-------- Records supplied

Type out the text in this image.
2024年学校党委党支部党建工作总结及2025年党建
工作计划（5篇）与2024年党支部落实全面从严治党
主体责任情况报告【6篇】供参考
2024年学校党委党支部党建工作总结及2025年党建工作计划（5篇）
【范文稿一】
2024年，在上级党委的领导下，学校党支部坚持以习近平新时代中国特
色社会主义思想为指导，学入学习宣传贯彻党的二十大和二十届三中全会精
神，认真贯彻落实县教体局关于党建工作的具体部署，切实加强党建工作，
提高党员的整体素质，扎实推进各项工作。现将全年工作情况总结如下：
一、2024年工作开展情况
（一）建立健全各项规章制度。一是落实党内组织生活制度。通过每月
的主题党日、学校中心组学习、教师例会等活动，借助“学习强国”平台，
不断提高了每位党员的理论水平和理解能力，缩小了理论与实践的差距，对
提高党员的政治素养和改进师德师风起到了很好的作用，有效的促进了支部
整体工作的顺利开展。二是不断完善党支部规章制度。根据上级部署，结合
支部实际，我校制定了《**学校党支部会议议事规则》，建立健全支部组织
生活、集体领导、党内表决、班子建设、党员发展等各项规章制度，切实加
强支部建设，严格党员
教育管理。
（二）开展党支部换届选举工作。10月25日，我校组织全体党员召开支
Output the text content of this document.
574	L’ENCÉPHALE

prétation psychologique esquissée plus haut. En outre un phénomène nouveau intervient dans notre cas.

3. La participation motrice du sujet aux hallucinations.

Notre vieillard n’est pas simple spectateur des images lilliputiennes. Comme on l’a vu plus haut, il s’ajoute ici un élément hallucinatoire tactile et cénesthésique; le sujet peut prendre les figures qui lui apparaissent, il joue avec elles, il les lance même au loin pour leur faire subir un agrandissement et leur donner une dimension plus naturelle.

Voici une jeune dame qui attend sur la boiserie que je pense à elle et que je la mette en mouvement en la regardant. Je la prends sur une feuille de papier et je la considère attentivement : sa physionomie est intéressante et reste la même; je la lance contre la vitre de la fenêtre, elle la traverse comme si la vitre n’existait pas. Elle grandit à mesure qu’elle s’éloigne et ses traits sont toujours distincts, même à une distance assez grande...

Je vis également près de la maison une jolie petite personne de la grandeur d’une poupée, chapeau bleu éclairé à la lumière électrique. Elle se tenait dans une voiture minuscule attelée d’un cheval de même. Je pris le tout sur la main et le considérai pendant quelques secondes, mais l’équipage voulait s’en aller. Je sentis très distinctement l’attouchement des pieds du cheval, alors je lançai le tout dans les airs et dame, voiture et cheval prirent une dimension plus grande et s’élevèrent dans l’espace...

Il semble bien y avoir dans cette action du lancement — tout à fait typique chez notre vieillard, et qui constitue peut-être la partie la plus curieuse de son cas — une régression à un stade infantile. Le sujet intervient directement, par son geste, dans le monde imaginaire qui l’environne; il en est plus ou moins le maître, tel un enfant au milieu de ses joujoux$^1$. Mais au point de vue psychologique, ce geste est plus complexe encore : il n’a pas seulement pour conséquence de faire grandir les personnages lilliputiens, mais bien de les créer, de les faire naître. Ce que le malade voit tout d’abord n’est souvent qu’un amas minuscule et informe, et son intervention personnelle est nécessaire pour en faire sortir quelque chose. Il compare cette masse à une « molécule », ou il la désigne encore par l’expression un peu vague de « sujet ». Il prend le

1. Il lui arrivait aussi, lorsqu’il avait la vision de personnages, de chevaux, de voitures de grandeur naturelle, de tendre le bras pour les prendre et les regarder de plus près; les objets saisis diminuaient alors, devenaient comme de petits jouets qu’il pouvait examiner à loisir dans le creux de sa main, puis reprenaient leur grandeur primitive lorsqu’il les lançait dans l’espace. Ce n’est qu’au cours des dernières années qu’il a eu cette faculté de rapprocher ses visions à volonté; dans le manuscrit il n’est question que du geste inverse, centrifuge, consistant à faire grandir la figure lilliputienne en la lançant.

----------------

Copy each line above that contains the word "this".

Type out the text in this image.
Output the text content of this document.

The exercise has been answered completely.